RECORDED INFORMATION:
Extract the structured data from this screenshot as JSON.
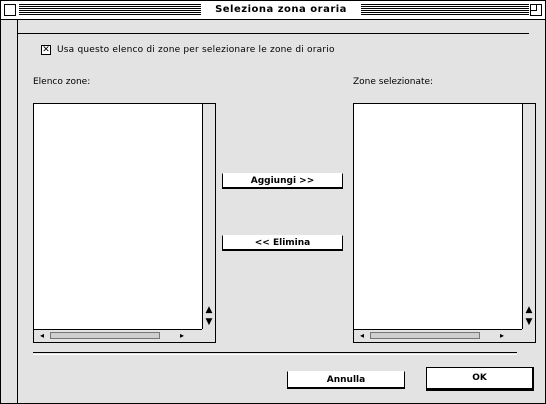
{
  "window": {
    "title": "Seleziona zona oraria"
  },
  "options": {
    "checkbox_label": "Usa questo elenco di zone per selezionare le zone di orario",
    "checkbox_checked": true
  },
  "left_list": {
    "label": "Elenco zone:",
    "items": []
  },
  "right_list": {
    "label": "Zone selezionate:",
    "items": []
  },
  "buttons": {
    "add_label": "Aggiungi >>",
    "remove_label": "<< Elimina",
    "cancel_label": "Annulla",
    "ok_label": "OK"
  }
}
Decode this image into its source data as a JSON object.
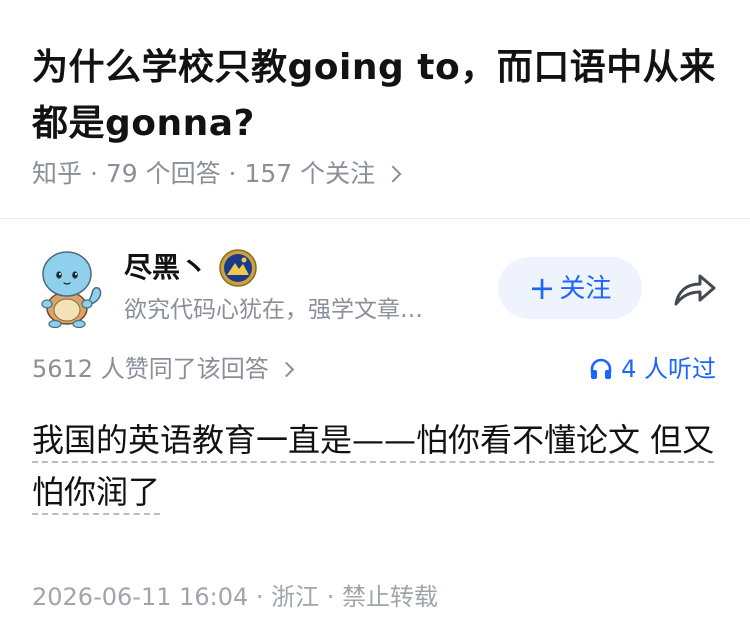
{
  "question": {
    "title": "为什么学校只教going to，而口语中从来都是gonna?",
    "meta": "知乎 · 79 个回答 · 157 个关注"
  },
  "author": {
    "name": "尽黑丶",
    "bio": "欲究代码心犹在，强学文章…",
    "follow_label": "关注",
    "follow_icon": "plus-icon",
    "share_icon": "share-arrow-icon",
    "badge_icon": "achievement-badge-icon",
    "avatar_icon": "squirtle-avatar"
  },
  "stats": {
    "upvotes": "5612 人赞同了该回答",
    "listen": "4 人听过",
    "listen_icon": "headphones-icon"
  },
  "answer": {
    "content": "我国的英语教育一直是——怕你看不懂论文 但又怕你润了"
  },
  "footer": {
    "info": "2026-06-11 16:04 · 浙江 · 禁止转载"
  },
  "colors": {
    "accent": "#1a66ff",
    "follow_bg": "#eef3fe",
    "muted_text": "#8a8f99",
    "divider": "#ebebeb"
  }
}
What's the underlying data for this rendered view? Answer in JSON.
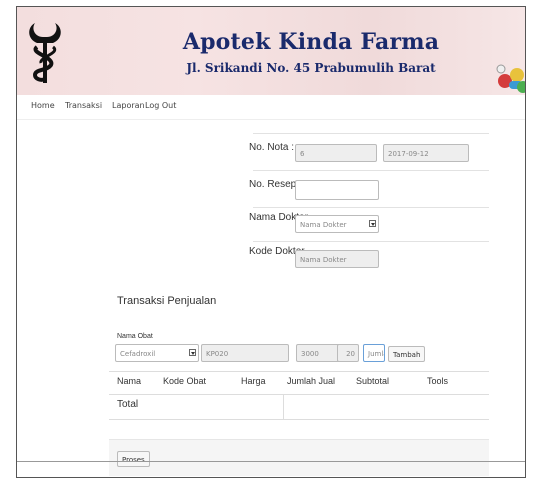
{
  "header": {
    "title": "Apotek Kinda Farma",
    "address": "Jl. Srikandi No. 45 Prabumulih Barat"
  },
  "nav": {
    "items": [
      "Home",
      "Transaksi",
      "Laporan",
      "Log Out"
    ]
  },
  "form": {
    "nota_label": "No. Nota :",
    "nota_value": "6",
    "date_value": "2017-09-12",
    "resep_label": "No. Resep:",
    "resep_value": "",
    "dokter_label": "Nama Dokter",
    "dokter_select": "Nama Dokter",
    "kode_dokter_label": "Kode Dokter",
    "kode_dokter_placeholder": "Nama Dokter"
  },
  "transaksi": {
    "title": "Transaksi Penjualan",
    "nama_obat_label": "Nama Obat",
    "obat_select": "Cefadroxil",
    "kode_obat": "KP020",
    "harga": "3000",
    "stok": "20",
    "jumlah_placeholder": "Jumlah",
    "tambah_label": "Tambah"
  },
  "table": {
    "headers": [
      "Nama",
      "Kode Obat",
      "Harga",
      "Jumlah Jual",
      "Subtotal",
      "Tools"
    ],
    "total_label": "Total"
  },
  "footer": {
    "proses_label": "Proses"
  },
  "colors": {
    "title": "#1a2a6c",
    "header_bg": "#f3dede"
  }
}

EXERCISE PROMPT: Scan the material above. Copy each line where "title" occurs.

FINAL ANSWER:
    "title": "Seleziona zona oraria"
    "title": "为什么学校只教going to，而口语中从来都是gonna?",
    "title": "Apotek Kinda Farma",
    "title": "Transaksi Penjualan",
    "title": "#1a2a6c",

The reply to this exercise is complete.